● AIM:
Every line that contains the word "JSON" should be copied out.
— START —
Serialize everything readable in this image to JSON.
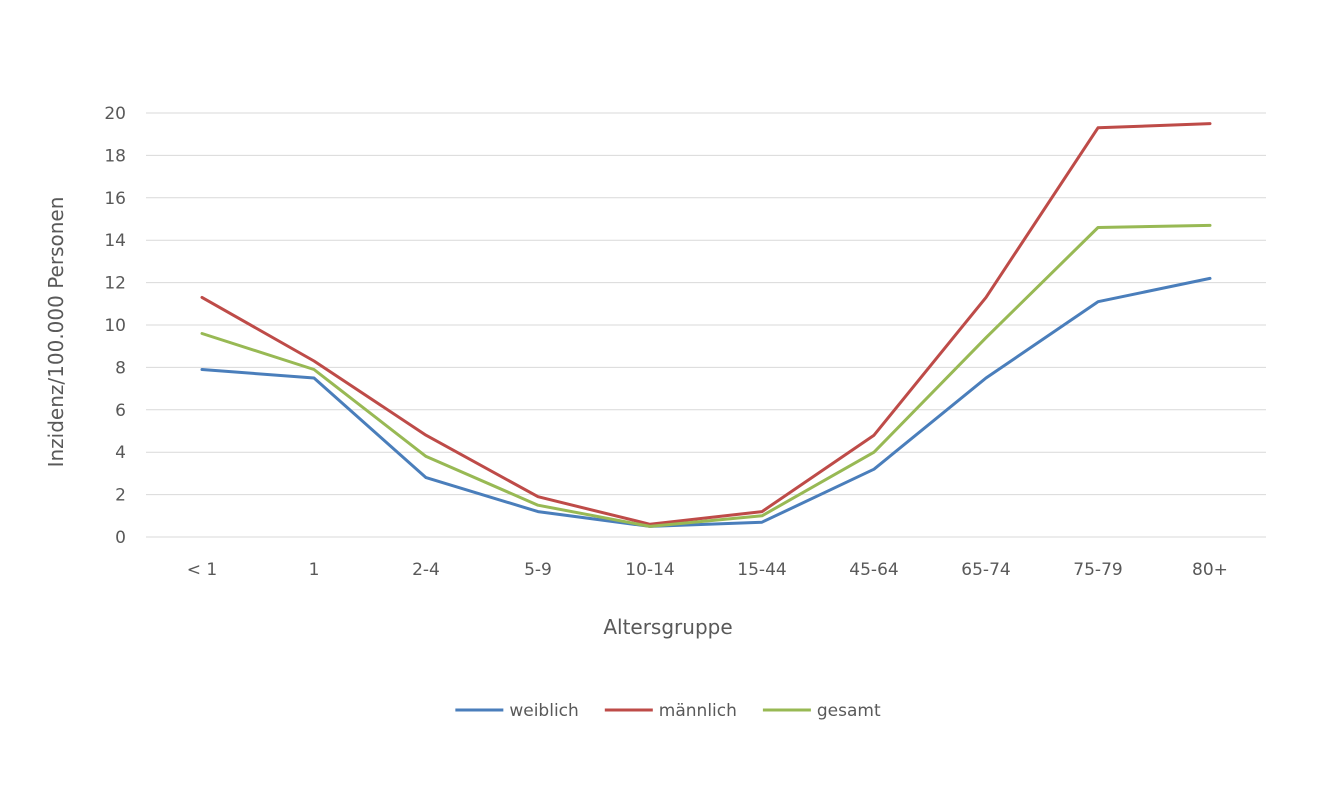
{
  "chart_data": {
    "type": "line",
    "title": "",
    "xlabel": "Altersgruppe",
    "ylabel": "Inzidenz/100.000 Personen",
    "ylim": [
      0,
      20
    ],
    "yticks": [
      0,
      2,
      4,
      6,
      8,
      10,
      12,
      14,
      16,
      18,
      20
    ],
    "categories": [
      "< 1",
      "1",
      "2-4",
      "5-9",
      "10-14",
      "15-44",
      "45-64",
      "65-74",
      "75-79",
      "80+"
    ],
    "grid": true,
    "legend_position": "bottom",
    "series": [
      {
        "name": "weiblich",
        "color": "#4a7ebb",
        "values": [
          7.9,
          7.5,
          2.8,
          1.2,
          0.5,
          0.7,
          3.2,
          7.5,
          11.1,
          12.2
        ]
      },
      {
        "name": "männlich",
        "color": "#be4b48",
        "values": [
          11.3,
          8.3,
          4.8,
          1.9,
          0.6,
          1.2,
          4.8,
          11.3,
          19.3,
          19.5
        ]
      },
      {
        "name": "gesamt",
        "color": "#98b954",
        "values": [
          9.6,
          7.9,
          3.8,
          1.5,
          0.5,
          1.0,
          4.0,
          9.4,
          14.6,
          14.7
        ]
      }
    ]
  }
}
— END —
— START —
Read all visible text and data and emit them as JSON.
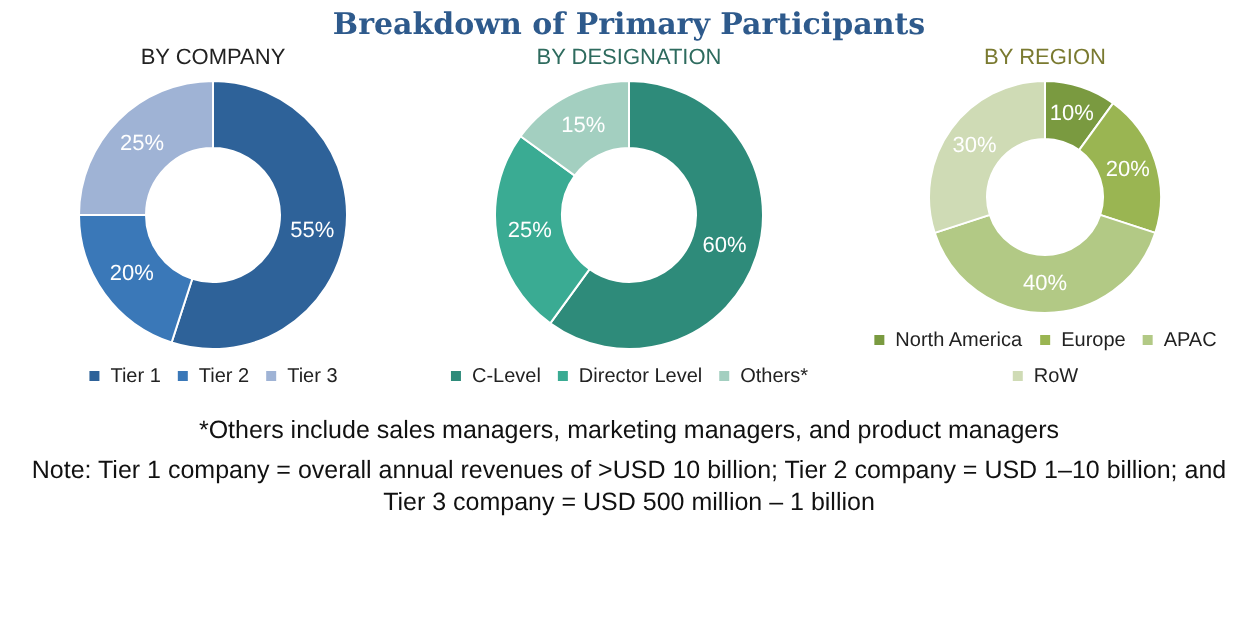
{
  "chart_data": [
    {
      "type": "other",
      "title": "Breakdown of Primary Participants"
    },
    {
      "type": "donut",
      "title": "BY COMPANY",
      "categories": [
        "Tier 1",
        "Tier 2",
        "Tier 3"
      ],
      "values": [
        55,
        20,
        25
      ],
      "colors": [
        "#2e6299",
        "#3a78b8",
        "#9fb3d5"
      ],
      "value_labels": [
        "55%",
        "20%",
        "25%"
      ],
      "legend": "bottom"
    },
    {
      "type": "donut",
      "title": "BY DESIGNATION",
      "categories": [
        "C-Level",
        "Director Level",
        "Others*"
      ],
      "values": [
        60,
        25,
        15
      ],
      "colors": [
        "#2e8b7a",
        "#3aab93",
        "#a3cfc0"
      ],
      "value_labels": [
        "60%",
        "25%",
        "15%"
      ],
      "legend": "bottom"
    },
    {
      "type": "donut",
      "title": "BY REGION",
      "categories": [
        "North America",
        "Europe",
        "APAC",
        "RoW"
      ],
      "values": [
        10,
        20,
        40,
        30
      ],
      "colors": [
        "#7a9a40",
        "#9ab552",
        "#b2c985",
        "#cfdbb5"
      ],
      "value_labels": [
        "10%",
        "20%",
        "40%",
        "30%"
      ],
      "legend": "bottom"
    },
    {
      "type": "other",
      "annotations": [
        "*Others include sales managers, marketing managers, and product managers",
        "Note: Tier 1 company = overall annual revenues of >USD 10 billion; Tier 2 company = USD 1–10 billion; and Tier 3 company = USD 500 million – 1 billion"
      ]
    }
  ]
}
— END —
● RESPONSE FOR THIS EXERCISE:
Serialize everything readable in this image to JSON.
Read all visible text and data and emit them as JSON.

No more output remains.